(Saved data entries)
* * *
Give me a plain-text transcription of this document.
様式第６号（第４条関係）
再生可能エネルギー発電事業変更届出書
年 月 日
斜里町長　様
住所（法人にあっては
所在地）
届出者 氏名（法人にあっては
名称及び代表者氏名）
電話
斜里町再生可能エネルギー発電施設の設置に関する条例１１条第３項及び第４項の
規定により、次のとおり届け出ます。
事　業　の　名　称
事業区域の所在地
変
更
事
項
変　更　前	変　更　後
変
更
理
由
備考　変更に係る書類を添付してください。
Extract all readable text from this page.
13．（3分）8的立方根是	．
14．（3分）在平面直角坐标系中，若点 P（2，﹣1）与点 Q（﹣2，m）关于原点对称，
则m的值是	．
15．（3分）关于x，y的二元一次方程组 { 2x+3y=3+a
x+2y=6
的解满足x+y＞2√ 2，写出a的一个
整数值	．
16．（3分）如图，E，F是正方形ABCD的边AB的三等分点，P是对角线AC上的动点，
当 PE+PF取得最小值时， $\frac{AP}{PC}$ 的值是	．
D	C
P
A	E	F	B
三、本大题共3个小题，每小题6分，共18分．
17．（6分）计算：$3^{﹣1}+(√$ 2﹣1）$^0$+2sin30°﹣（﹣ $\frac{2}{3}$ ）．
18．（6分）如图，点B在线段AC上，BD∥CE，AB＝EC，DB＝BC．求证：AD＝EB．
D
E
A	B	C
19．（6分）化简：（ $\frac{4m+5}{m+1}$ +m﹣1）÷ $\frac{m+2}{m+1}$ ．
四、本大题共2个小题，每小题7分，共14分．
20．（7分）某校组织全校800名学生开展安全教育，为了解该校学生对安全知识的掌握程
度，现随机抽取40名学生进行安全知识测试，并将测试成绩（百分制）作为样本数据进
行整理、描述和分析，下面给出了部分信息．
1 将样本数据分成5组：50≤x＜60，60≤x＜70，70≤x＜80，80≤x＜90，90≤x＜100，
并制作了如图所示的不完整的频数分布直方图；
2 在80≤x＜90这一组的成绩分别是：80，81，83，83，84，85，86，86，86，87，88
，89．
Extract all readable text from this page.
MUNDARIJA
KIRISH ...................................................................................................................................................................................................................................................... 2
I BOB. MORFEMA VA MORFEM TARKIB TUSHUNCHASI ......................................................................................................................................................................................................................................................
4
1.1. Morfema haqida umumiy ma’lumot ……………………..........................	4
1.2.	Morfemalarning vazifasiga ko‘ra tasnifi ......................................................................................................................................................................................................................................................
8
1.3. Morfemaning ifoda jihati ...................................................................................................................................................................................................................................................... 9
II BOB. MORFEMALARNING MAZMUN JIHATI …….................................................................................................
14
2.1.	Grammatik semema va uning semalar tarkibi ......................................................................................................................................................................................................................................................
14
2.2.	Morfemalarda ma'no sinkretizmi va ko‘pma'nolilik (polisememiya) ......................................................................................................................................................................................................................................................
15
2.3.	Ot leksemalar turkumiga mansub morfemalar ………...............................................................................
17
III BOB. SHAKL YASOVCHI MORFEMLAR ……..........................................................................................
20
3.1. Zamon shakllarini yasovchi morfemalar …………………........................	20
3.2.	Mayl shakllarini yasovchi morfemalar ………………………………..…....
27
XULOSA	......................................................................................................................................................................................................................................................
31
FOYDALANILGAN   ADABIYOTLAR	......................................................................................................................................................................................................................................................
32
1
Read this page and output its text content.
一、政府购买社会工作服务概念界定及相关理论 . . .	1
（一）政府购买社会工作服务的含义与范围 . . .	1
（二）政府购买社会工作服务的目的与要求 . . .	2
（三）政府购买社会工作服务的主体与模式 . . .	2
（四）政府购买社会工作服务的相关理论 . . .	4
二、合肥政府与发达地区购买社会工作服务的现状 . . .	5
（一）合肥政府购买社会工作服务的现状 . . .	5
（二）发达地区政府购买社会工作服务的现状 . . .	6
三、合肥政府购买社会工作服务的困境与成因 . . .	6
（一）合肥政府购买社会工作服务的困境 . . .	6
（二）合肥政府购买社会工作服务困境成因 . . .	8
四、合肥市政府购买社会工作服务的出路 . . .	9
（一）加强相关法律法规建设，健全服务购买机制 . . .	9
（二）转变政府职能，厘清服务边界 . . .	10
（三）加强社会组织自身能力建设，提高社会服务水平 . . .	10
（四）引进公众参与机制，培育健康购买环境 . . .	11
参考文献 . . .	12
* * *
(SHORT TASK)
Note every line above where the string "text" shows up, and copy those lines.

(RESPONSE TO THIS EXERCISE)
Give me a plain-text transcription of this document.
Extract all readable text from this page.
Extract all readable text from this page.
Read this page and output its text content.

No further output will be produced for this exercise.